◆ Your task ◆
Your task is to copy every line of the entries that contains "rest".

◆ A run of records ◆
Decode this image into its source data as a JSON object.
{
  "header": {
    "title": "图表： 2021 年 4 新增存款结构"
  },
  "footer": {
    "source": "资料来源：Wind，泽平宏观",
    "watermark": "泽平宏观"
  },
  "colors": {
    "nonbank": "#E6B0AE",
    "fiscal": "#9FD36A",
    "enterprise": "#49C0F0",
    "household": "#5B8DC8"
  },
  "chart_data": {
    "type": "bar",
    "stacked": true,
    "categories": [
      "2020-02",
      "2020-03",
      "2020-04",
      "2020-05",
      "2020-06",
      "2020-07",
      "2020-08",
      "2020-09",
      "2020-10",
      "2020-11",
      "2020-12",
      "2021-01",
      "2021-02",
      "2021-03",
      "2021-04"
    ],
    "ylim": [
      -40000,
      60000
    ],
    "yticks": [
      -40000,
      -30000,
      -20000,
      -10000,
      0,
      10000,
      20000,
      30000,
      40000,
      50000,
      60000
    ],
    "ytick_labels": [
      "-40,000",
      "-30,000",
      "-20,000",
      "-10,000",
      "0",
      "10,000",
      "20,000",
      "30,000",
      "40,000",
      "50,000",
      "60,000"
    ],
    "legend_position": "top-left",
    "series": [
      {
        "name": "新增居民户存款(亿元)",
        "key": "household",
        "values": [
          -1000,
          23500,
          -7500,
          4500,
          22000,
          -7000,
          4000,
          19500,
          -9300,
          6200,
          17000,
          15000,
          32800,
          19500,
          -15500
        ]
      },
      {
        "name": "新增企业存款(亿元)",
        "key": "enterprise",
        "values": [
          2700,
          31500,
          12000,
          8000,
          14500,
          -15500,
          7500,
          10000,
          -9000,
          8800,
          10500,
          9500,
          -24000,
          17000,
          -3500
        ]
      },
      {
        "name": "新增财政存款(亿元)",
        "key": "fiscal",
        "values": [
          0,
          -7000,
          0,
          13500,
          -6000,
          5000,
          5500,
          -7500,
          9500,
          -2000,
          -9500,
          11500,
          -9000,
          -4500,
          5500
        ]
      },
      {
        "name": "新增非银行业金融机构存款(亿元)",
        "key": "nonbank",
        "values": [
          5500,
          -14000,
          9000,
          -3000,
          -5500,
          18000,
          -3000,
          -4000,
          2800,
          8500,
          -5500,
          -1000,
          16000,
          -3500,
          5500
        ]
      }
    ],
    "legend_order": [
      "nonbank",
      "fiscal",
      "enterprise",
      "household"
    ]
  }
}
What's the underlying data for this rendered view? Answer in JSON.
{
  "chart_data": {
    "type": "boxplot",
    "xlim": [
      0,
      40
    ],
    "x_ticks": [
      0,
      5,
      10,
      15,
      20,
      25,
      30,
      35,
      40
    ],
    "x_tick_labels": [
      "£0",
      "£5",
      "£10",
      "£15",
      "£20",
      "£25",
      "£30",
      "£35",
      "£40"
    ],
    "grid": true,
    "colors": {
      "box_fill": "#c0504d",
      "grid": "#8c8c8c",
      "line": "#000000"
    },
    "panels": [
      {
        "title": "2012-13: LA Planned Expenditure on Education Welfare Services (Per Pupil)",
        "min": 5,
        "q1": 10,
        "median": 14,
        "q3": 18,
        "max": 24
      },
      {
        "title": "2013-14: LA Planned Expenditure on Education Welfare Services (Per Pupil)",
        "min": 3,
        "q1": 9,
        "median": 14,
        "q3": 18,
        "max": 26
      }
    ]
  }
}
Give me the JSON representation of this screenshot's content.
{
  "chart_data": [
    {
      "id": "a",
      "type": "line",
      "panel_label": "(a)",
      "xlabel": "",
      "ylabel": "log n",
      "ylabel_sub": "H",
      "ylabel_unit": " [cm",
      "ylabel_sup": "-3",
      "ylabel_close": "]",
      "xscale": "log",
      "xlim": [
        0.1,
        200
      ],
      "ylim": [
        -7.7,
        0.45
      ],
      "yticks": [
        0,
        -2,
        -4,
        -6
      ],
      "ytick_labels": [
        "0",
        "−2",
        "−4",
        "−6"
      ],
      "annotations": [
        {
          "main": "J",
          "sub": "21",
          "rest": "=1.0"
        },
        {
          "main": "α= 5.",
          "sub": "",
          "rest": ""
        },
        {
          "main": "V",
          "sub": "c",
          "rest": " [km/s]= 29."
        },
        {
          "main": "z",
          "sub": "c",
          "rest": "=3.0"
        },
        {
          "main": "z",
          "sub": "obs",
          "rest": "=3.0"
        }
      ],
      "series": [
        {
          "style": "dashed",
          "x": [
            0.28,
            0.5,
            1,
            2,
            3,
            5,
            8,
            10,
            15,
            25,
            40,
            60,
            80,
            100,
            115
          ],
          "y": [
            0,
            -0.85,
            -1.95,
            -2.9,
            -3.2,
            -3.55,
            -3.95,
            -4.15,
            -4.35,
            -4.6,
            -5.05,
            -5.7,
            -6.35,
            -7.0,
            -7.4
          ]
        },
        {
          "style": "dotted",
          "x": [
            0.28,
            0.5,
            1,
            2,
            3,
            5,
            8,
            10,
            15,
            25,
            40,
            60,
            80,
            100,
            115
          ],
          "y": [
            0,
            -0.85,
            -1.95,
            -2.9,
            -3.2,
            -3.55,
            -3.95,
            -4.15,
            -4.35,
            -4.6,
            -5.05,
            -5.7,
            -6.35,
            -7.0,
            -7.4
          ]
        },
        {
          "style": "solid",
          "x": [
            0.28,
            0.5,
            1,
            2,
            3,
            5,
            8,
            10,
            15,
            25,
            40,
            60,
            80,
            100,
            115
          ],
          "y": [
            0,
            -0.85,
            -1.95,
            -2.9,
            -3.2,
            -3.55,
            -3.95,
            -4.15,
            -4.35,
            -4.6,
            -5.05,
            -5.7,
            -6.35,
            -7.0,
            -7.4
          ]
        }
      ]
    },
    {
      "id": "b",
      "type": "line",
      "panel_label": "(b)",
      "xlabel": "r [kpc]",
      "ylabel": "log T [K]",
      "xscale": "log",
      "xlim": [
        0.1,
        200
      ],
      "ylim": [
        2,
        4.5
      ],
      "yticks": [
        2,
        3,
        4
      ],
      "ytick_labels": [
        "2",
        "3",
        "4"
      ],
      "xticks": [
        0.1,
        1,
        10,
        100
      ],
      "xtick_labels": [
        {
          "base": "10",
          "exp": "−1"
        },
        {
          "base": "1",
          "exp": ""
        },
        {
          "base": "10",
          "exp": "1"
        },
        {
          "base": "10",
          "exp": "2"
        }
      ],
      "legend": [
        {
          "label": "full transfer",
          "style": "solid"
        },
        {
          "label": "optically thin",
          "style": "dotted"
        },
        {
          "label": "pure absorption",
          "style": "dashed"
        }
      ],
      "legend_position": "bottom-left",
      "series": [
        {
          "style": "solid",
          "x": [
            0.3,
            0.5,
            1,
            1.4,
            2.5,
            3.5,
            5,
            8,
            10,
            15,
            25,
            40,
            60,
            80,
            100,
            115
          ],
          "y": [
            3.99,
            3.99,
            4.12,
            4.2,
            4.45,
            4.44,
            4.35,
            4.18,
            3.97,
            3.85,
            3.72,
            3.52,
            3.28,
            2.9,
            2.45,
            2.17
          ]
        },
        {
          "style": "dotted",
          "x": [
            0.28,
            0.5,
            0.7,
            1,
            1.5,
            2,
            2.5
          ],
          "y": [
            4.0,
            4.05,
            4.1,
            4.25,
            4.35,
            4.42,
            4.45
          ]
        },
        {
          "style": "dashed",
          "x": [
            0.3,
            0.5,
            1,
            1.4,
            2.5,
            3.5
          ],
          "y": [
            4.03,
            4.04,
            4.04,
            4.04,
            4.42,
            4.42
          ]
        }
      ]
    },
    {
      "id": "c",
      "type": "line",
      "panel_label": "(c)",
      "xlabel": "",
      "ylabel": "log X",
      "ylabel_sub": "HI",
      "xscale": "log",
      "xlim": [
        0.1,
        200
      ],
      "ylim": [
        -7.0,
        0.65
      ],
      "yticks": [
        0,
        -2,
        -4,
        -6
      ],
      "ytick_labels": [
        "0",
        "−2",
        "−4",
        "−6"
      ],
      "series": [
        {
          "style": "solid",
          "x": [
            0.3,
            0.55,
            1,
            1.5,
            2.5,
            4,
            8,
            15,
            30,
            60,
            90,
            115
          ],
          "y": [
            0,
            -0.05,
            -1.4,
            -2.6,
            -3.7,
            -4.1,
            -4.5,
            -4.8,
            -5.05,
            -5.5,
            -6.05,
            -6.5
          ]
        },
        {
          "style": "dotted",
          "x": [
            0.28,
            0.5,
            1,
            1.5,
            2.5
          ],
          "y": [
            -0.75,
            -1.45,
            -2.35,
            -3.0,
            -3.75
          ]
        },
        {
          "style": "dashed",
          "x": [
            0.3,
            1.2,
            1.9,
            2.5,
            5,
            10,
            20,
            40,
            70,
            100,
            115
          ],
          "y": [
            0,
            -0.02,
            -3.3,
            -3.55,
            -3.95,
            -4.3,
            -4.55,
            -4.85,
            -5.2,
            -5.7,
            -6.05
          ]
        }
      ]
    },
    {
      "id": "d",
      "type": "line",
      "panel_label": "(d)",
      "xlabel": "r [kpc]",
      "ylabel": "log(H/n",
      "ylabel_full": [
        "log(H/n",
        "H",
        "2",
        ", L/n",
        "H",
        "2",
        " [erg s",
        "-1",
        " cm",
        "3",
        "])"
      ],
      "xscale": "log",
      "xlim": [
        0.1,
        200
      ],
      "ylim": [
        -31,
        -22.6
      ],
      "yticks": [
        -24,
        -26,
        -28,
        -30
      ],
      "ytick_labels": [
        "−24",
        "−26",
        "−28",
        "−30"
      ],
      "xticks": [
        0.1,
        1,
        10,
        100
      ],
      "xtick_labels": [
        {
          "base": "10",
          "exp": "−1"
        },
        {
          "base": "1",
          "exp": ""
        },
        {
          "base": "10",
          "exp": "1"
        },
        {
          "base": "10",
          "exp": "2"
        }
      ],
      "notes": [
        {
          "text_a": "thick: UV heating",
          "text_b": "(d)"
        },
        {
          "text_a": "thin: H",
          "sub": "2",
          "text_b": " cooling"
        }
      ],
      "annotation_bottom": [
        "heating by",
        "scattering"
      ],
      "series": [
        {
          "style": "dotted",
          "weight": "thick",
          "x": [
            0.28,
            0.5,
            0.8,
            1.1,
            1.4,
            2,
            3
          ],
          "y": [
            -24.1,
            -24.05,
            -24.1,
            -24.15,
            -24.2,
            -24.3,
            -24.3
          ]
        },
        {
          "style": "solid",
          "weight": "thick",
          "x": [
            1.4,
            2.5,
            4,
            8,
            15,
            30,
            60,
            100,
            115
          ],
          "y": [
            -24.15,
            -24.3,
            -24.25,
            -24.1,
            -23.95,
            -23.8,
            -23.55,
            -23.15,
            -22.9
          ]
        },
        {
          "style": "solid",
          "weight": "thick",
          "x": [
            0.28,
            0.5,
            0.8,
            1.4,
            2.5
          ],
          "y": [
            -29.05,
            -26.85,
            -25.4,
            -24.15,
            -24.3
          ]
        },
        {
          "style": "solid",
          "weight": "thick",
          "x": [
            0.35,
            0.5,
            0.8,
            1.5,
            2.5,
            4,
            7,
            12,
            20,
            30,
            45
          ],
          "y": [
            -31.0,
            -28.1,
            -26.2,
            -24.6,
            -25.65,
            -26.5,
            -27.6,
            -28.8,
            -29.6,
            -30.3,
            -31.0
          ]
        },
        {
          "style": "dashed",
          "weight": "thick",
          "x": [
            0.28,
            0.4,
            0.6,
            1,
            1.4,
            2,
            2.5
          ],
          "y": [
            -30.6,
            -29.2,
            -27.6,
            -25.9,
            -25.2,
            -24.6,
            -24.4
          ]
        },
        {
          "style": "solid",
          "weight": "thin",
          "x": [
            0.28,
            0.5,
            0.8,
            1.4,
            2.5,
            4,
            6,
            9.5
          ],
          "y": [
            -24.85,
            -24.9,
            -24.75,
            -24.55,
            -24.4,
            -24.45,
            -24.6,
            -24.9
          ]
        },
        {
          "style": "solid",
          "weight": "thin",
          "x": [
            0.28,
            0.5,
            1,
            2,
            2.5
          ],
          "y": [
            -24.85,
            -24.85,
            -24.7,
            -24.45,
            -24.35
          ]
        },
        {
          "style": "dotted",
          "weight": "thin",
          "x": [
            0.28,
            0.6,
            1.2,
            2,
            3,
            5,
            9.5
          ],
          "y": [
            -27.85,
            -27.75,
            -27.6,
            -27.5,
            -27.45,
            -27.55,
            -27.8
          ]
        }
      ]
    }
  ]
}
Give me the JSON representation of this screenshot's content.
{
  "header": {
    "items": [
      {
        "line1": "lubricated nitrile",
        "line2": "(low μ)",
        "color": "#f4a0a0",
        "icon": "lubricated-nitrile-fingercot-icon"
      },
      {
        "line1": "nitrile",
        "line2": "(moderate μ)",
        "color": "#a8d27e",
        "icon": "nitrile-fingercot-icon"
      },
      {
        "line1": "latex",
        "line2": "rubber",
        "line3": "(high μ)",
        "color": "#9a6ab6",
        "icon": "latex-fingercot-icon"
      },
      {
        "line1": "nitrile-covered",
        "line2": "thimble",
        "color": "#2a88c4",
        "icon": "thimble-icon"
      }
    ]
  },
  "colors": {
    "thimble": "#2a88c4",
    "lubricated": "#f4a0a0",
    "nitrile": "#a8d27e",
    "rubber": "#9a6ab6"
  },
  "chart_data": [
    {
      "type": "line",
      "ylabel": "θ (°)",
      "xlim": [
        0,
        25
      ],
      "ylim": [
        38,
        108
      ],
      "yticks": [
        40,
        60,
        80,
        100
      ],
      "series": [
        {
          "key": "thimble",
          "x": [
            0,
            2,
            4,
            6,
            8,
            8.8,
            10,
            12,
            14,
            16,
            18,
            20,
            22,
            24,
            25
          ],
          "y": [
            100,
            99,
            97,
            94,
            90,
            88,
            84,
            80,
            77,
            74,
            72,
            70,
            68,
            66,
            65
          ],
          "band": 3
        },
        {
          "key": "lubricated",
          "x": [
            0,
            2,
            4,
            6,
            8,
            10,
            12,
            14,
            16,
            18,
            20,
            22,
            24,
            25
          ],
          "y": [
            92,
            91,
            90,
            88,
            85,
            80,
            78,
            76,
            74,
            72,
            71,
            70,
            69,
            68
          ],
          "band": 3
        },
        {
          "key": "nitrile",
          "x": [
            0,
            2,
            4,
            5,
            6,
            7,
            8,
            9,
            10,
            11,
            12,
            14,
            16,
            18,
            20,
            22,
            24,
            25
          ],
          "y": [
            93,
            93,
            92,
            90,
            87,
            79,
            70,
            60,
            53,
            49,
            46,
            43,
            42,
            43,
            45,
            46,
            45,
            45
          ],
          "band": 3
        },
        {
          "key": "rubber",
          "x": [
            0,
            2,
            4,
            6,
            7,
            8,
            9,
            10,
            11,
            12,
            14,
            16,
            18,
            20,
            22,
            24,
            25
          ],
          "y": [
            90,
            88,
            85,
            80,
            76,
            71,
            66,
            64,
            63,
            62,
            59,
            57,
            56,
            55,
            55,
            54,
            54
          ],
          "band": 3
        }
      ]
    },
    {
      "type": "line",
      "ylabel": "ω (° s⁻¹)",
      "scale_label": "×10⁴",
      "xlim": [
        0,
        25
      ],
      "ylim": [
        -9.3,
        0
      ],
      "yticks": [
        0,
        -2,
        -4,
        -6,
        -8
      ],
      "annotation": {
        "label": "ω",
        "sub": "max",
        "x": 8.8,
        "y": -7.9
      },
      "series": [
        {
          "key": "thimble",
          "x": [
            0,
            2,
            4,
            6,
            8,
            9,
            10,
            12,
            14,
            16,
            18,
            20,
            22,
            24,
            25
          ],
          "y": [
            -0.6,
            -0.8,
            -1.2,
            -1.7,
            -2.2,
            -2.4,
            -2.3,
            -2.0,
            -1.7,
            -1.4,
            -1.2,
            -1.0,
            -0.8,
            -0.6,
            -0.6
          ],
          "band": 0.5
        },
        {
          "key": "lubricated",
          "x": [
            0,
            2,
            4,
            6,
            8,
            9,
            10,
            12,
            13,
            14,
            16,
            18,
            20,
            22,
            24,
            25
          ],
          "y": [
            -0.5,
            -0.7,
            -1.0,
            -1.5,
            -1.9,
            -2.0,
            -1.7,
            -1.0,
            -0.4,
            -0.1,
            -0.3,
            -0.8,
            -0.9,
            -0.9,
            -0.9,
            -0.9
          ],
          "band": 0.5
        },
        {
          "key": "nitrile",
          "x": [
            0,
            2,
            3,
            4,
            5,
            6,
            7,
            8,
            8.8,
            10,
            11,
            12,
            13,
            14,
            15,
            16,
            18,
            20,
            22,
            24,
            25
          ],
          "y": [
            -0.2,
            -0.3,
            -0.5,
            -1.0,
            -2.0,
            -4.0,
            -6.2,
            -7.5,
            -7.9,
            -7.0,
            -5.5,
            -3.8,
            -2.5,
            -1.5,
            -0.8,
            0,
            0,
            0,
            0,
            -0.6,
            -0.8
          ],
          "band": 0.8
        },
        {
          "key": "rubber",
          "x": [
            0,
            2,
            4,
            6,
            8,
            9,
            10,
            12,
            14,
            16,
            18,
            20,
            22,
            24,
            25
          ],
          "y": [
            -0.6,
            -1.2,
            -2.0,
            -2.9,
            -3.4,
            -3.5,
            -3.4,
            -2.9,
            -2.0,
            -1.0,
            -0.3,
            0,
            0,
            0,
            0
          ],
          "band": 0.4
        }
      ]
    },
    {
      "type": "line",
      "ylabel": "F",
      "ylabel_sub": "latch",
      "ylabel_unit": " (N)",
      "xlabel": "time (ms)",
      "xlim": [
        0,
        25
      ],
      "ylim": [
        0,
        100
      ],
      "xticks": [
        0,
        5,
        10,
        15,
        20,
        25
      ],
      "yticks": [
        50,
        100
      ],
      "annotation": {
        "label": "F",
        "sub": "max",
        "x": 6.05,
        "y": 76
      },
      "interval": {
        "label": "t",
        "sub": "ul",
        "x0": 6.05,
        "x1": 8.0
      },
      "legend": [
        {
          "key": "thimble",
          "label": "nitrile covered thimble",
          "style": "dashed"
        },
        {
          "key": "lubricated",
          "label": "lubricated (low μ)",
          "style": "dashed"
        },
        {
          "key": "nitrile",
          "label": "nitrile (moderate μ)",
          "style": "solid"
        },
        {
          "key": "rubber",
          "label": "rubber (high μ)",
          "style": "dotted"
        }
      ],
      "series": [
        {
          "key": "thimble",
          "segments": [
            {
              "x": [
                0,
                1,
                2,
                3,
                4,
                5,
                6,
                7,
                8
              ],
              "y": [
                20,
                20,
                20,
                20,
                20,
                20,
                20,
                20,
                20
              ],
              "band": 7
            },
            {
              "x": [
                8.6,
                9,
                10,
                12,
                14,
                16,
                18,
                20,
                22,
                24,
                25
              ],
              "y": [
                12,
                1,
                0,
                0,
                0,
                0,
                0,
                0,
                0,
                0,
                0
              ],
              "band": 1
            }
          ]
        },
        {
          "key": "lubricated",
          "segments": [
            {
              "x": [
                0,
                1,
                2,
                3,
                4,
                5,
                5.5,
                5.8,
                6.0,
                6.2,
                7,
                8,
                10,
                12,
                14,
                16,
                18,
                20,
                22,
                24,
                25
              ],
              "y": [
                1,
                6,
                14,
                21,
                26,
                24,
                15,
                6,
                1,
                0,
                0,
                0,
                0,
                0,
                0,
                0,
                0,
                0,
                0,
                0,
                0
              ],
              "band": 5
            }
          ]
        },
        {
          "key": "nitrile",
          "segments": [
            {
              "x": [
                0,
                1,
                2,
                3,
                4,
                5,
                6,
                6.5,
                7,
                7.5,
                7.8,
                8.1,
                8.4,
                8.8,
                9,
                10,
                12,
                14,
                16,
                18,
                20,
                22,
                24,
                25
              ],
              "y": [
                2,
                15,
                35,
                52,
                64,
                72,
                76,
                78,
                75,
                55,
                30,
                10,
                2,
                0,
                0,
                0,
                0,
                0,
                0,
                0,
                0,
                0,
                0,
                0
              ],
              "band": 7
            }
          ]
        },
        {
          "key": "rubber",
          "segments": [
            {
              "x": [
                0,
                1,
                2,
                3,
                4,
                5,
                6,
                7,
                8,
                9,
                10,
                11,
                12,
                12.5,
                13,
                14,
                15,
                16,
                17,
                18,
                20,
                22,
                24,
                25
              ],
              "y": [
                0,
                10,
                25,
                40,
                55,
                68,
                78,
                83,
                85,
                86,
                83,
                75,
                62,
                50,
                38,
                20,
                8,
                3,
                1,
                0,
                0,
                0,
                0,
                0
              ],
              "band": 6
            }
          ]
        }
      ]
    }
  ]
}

◆ Written answer ◆
          "rest": "=1.0"
          "rest": ""
          "rest": " [km/s]= 29."
          "rest": "=3.0"
          "rest": "=3.0"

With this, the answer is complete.